##### MATERIAL PROVIDED
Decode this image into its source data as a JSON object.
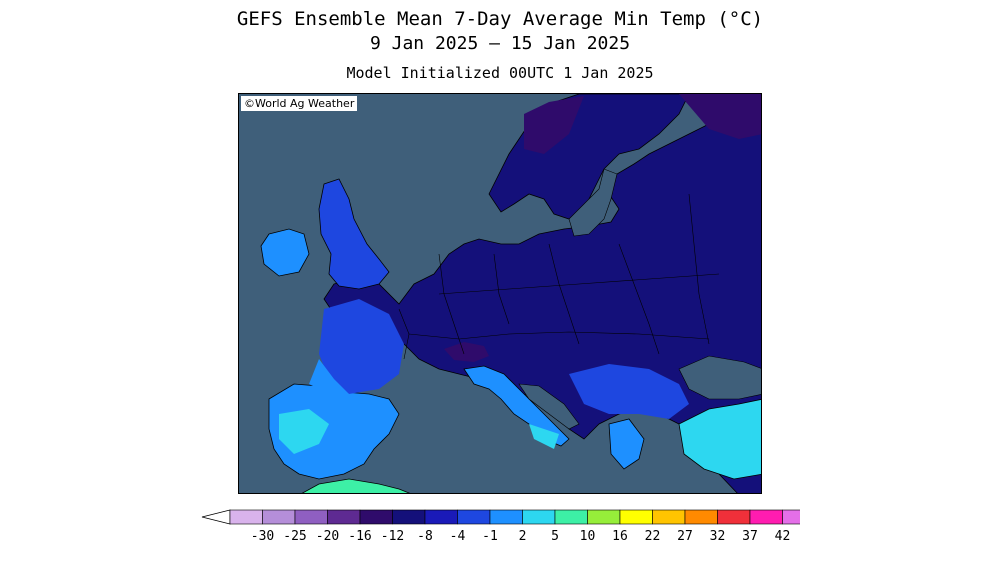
{
  "header": {
    "title": "GEFS Ensemble Mean 7-Day Average Min Temp (°C)",
    "date_range": "9 Jan 2025 – 15 Jan 2025",
    "model_init": "Model Initialized 00UTC 1 Jan 2025"
  },
  "map": {
    "copyright": "©World Ag Weather",
    "ocean_color": "#3f5f7a",
    "border_color": "#000000"
  },
  "colorbar": {
    "ticks": [
      "-30",
      "-25",
      "-20",
      "-16",
      "-12",
      "-8",
      "-4",
      "-1",
      "2",
      "5",
      "10",
      "16",
      "22",
      "27",
      "32",
      "37",
      "42"
    ],
    "colors": [
      "#d9b3ec",
      "#b58ed9",
      "#8f5fc1",
      "#5e2a92",
      "#2f0b6b",
      "#14107a",
      "#1a1ab8",
      "#1e47e0",
      "#1e90ff",
      "#2dd7f0",
      "#3df0a6",
      "#96ee3a",
      "#ffff00",
      "#ffc400",
      "#ff8a00",
      "#f0303a",
      "#ff1cb0",
      "#e46fe8"
    ],
    "under_color": "#ffffff",
    "over_color": "#e46fe8"
  }
}
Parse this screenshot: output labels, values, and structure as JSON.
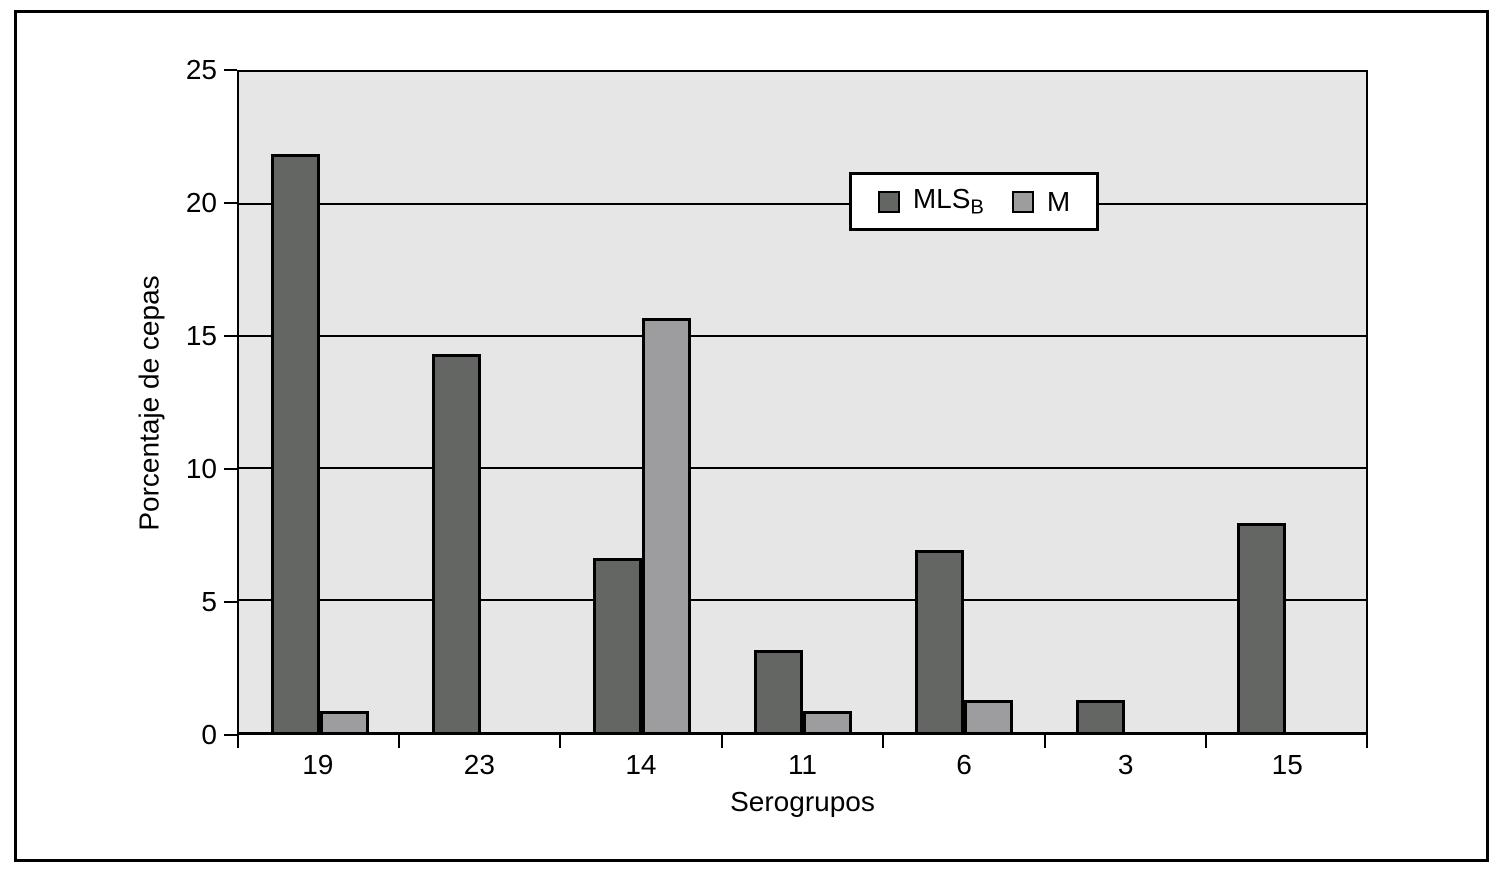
{
  "legend": {
    "mlsb_label": "MLS",
    "mlsb_subscript": "B",
    "m_label": "M"
  },
  "colors": {
    "mlsb_fill": "#636663",
    "m_fill": "#9d9da0",
    "plot_background": "#e6e6e6",
    "axis_line": "#000000",
    "figure_background": "#ffffff"
  },
  "chart_data": {
    "type": "bar",
    "categories": [
      "19",
      "23",
      "14",
      "11",
      "6",
      "3",
      "15"
    ],
    "series": [
      {
        "name": "MLSB",
        "values": [
          21.9,
          14.3,
          6.6,
          3.1,
          6.9,
          1.2,
          7.9
        ]
      },
      {
        "name": "M",
        "values": [
          0.8,
          0,
          15.7,
          0.8,
          1.2,
          0,
          0
        ]
      }
    ],
    "title": "",
    "xlabel": "Serogrupos",
    "ylabel": "Porcentaje de cepas",
    "ylim": [
      0,
      25
    ],
    "yticks": [
      0,
      5,
      10,
      15,
      20,
      25
    ],
    "grid": true,
    "legend_position": "inside-top-center"
  }
}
##########
*WHAT IS NEEDED:* Quote the records in their entirety, keeping the wording exact and excluding pictures.

*OUTPUT OF THE TASK:*
Decode this image into its source data as a JSON object.
{
  "header": {
    "title": "GEFS Ensemble Mean 7-Day Average Min Temp (°C)",
    "date_range": "9 Jan 2025 – 15 Jan 2025",
    "model_init": "Model Initialized 00UTC 1 Jan 2025"
  },
  "map": {
    "copyright": "©World Ag Weather",
    "ocean_color": "#3f5f7a",
    "border_color": "#000000"
  },
  "colorbar": {
    "ticks": [
      "-30",
      "-25",
      "-20",
      "-16",
      "-12",
      "-8",
      "-4",
      "-1",
      "2",
      "5",
      "10",
      "16",
      "22",
      "27",
      "32",
      "37",
      "42"
    ],
    "colors": [
      "#d9b3ec",
      "#b58ed9",
      "#8f5fc1",
      "#5e2a92",
      "#2f0b6b",
      "#14107a",
      "#1a1ab8",
      "#1e47e0",
      "#1e90ff",
      "#2dd7f0",
      "#3df0a6",
      "#96ee3a",
      "#ffff00",
      "#ffc400",
      "#ff8a00",
      "#f0303a",
      "#ff1cb0",
      "#e46fe8"
    ],
    "under_color": "#ffffff",
    "over_color": "#e46fe8"
  }
}
Parse this screenshot: output labels, values, and structure as JSON.
{
  "legend": {
    "mlsb_label": "MLS",
    "mlsb_subscript": "B",
    "m_label": "M"
  },
  "colors": {
    "mlsb_fill": "#636663",
    "m_fill": "#9d9da0",
    "plot_background": "#e6e6e6",
    "axis_line": "#000000",
    "figure_background": "#ffffff"
  },
  "chart_data": {
    "type": "bar",
    "categories": [
      "19",
      "23",
      "14",
      "11",
      "6",
      "3",
      "15"
    ],
    "series": [
      {
        "name": "MLSB",
        "values": [
          21.9,
          14.3,
          6.6,
          3.1,
          6.9,
          1.2,
          7.9
        ]
      },
      {
        "name": "M",
        "values": [
          0.8,
          0,
          15.7,
          0.8,
          1.2,
          0,
          0
        ]
      }
    ],
    "title": "",
    "xlabel": "Serogrupos",
    "ylabel": "Porcentaje de cepas",
    "ylim": [
      0,
      25
    ],
    "yticks": [
      0,
      5,
      10,
      15,
      20,
      25
    ],
    "grid": true,
    "legend_position": "inside-top-center"
  }
}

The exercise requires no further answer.